● **What is asked**: Copy out all of the lines below word for word, leaving out the pictures.

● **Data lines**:
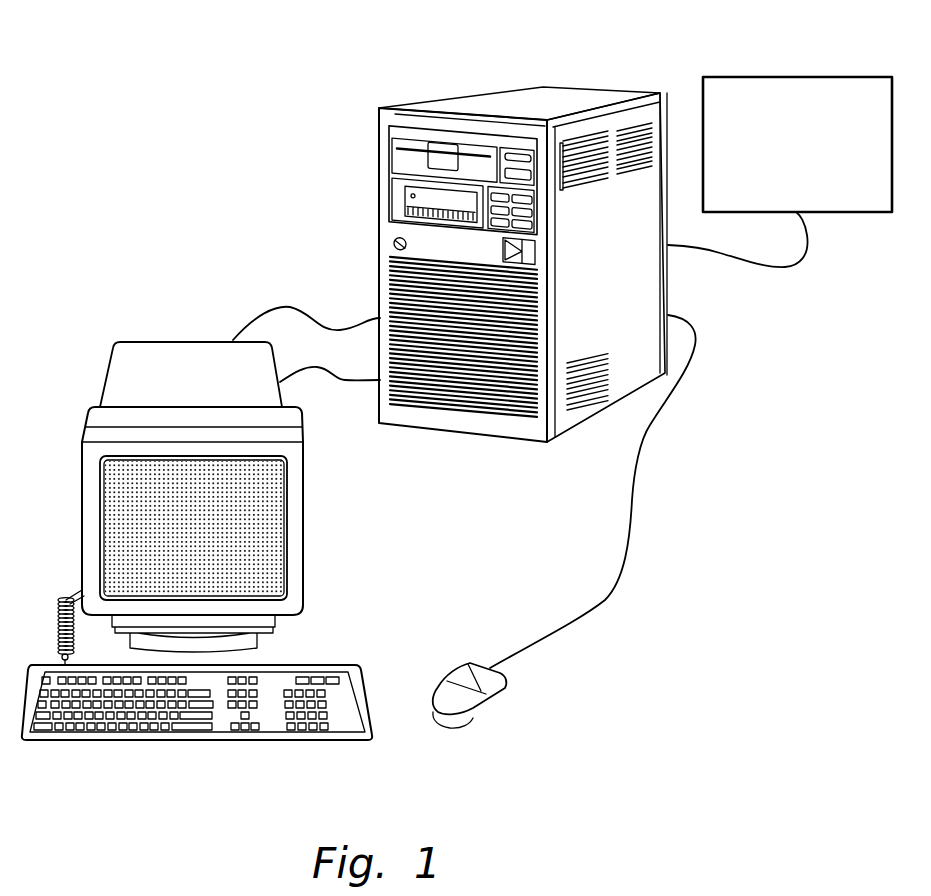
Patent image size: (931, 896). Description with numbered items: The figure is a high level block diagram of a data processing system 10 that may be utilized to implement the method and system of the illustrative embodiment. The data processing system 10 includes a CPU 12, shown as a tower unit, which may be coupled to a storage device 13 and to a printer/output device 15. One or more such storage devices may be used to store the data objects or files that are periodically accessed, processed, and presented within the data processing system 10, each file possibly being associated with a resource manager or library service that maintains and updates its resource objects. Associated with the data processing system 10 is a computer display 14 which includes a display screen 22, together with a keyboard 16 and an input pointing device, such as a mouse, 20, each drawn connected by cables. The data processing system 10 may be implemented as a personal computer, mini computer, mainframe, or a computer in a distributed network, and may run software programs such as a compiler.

The data processing system 10 is at (172, 166).
The CPU 12 is at (380, 226).
The storage device 13 is at (380, 280).
The computer display 14 is at (186, 356).
The printer/output device 15 is at (793, 90).
The keyboard 16 is at (220, 738).
The mouse 20 is at (473, 715).
The display screen 22 is at (258, 534).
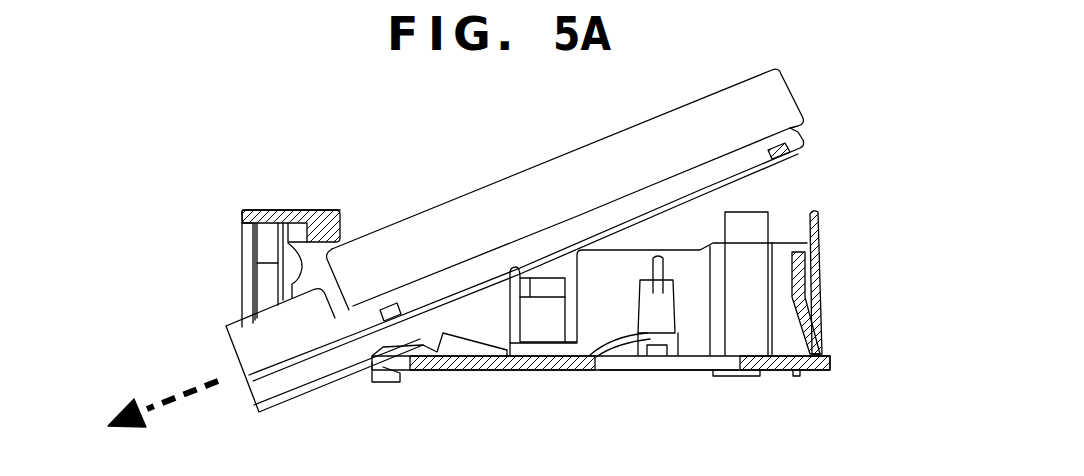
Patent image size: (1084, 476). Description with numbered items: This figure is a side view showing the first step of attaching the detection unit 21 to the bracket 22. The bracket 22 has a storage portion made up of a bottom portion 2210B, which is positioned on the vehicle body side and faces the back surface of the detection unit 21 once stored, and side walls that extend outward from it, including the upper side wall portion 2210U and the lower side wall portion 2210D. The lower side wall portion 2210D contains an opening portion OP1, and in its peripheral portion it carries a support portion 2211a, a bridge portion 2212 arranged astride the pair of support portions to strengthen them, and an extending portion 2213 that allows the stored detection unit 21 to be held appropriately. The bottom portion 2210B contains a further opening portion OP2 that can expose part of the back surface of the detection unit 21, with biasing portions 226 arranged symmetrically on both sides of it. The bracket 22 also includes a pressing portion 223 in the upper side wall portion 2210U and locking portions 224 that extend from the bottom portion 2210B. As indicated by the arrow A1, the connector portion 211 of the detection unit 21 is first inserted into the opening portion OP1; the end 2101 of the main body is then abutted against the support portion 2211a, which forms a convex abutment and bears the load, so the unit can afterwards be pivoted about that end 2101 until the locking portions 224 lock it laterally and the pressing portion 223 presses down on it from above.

The detection unit 21 is at (767, 72).
The connector portion 211 is at (232, 335).
The end of the main body portion 2101 is at (358, 268).
The arrow A1 is at (138, 416).
The lower side wall portion 2210D is at (245, 235).
The upper side wall portion 2210U is at (818, 216).
The bottom portion 2210B is at (543, 371).
The support portion 2211a is at (287, 247).
The bridge portion 2212 is at (256, 212).
The extending portion 2213 is at (333, 210).
The bracket 22 is at (833, 358).
The pressing portion 223 is at (797, 272).
The locking portion 224 is at (752, 224).
The biasing portion 226 is at (628, 352).
The opening portion OP1 is at (248, 277).
The opening portion OP2 is at (673, 370).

● **Result for this exercise**:
Patent image size: (931, 896). Description with numbered items: The figure is a high level block diagram of a data processing system 10 that may be utilized to implement the method and system of the illustrative embodiment. The data processing system 10 includes a CPU 12, shown as a tower unit, which may be coupled to a storage device 13 and to a printer/output device 15. One or more such storage devices may be used to store the data objects or files that are periodically accessed, processed, and presented within the data processing system 10, each file possibly being associated with a resource manager or library service that maintains and updates its resource objects. Associated with the data processing system 10 is a computer display 14 which includes a display screen 22, together with a keyboard 16 and an input pointing device, such as a mouse, 20, each drawn connected by cables. The data processing system 10 may be implemented as a personal computer, mini computer, mainframe, or a computer in a distributed network, and may run software programs such as a compiler.

The data processing system 10 is at (172, 166).
The CPU 12 is at (380, 226).
The storage device 13 is at (380, 280).
The computer display 14 is at (186, 356).
The printer/output device 15 is at (793, 90).
The keyboard 16 is at (220, 738).
The mouse 20 is at (473, 715).
The display screen 22 is at (258, 534).
Patent image size: (1084, 476). Description with numbered items: This figure is a side view showing the first step of attaching the detection unit 21 to the bracket 22. The bracket 22 has a storage portion made up of a bottom portion 2210B, which is positioned on the vehicle body side and faces the back surface of the detection unit 21 once stored, and side walls that extend outward from it, including the upper side wall portion 2210U and the lower side wall portion 2210D. The lower side wall portion 2210D contains an opening portion OP1, and in its peripheral portion it carries a support portion 2211a, a bridge portion 2212 arranged astride the pair of support portions to strengthen them, and an extending portion 2213 that allows the stored detection unit 21 to be held appropriately. The bottom portion 2210B contains a further opening portion OP2 that can expose part of the back surface of the detection unit 21, with biasing portions 226 arranged symmetrically on both sides of it. The bracket 22 also includes a pressing portion 223 in the upper side wall portion 2210U and locking portions 224 that extend from the bottom portion 2210B. As indicated by the arrow A1, the connector portion 211 of the detection unit 21 is first inserted into the opening portion OP1; the end 2101 of the main body is then abutted against the support portion 2211a, which forms a convex abutment and bears the load, so the unit can afterwards be pivoted about that end 2101 until the locking portions 224 lock it laterally and the pressing portion 223 presses down on it from above.

The detection unit 21 is at (767, 72).
The connector portion 211 is at (232, 335).
The end of the main body portion 2101 is at (358, 268).
The arrow A1 is at (138, 416).
The lower side wall portion 2210D is at (245, 235).
The upper side wall portion 2210U is at (818, 216).
The bottom portion 2210B is at (543, 371).
The support portion 2211a is at (287, 247).
The bridge portion 2212 is at (256, 212).
The extending portion 2213 is at (333, 210).
The bracket 22 is at (833, 358).
The pressing portion 223 is at (797, 272).
The locking portion 224 is at (752, 224).
The biasing portion 226 is at (628, 352).
The opening portion OP1 is at (248, 277).
The opening portion OP2 is at (673, 370).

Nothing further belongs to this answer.